Data excerpts:
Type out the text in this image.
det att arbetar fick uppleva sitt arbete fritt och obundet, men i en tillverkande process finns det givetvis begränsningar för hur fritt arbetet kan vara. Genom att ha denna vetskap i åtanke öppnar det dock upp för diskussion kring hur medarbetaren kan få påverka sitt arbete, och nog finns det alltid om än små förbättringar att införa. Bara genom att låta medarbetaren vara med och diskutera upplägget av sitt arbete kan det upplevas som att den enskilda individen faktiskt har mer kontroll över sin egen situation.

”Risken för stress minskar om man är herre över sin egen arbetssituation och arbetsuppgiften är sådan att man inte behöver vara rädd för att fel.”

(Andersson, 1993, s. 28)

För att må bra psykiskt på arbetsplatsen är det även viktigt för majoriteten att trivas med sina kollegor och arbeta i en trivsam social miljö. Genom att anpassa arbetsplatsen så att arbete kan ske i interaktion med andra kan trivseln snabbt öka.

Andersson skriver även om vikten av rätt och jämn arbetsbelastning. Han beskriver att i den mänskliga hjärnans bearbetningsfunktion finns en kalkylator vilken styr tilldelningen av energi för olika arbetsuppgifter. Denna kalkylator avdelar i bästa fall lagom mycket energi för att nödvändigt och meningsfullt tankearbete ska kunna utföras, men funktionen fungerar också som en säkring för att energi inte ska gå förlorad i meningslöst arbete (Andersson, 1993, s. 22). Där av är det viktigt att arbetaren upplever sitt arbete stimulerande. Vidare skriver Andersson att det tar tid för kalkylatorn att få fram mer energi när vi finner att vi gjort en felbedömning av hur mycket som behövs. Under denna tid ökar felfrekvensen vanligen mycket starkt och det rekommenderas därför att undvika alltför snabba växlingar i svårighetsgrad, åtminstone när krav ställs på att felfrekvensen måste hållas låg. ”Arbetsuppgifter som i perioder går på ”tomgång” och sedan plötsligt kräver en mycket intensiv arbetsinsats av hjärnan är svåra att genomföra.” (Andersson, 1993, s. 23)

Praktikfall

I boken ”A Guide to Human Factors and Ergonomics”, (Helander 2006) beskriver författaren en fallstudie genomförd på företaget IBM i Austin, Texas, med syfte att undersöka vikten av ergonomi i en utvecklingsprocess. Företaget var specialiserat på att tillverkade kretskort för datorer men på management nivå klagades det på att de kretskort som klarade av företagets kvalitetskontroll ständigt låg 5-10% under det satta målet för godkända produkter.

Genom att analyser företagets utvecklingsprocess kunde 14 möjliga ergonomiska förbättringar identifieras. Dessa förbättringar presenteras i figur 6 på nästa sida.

→ **Problem requirements**
An unaltered transcription of all the data above is needed.

→ **Exercise result**
Type out the text in this image.
det att arbetar fick uppleva sitt arbete fritt och obundet, men i en tillverkande process finns det givetvis begränsningar för hur fritt arbetet kan vara. Genom att ha denna vetskap i åtanke öppnar det dock upp för diskussion kring hur medarbetaren kan få påverka sitt arbete, och nog finns det alltid om än små förbättringar att införa. Bara genom att låta medarbetaren vara med och diskutera upplägget av sitt arbete kan det upplevas som att den enskilda individen faktiskt har mer kontroll över sin egen situation.

”Risken för stress minskar om man är herre över sin egen arbetssituation och arbetsuppgiften är sådan att man inte behöver vara rädd för att fel.”

(Andersson, 1993, s. 28)

För att må bra psykiskt på arbetsplatsen är det även viktigt för majoriteten att trivas med sina kollegor och arbeta i en trivsam social miljö. Genom att anpassa arbetsplatsen så att arbete kan ske i interaktion med andra kan trivseln snabbt öka.

Andersson skriver även om vikten av rätt och jämn arbetsbelastning. Han beskriver att i den mänskliga hjärnans bearbetningsfunktion finns en kalkylator vilken styr tilldelningen av energi för olika arbetsuppgifter. Denna kalkylator avdelar i bästa fall lagom mycket energi för att nödvändigt och meningsfullt tankearbete ska kunna utföras, men funktionen fungerar också som en säkring för att energi inte ska gå förlorad i meningslöst arbete (Andersson, 1993, s. 22). Där av är det viktigt att arbetaren upplever sitt arbete stimulerande. Vidare skriver Andersson att det tar tid för kalkylatorn att få fram mer energi när vi finner att vi gjort en felbedömning av hur mycket som behövs. Under denna tid ökar felfrekvensen vanligen mycket starkt och det rekommenderas därför att undvika alltför snabba växlingar i svårighetsgrad, åtminstone när krav ställs på att felfrekvensen måste hållas låg. ”Arbetsuppgifter som i perioder går på ”tomgång” och sedan plötsligt kräver en mycket intensiv arbetsinsats av hjärnan är svåra att genomföra.” (Andersson, 1993, s. 23)

Praktikfall

I boken ”A Guide to Human Factors and Ergonomics”, (Helander 2006) beskriver författaren en fallstudie genomförd på företaget IBM i Austin, Texas, med syfte att undersöka vikten av ergonomi i en utvecklingsprocess. Företaget var specialiserat på att tillverkade kretskort för datorer men på management nivå klagades det på att de kretskort som klarade av företagets kvalitetskontroll ständigt låg 5-10% under det satta målet för godkända produkter.

Genom att analyser företagets utvecklingsprocess kunde 14 möjliga ergonomiska förbättringar identifieras. Dessa förbättringar presenteras i figur 6 på nästa sida.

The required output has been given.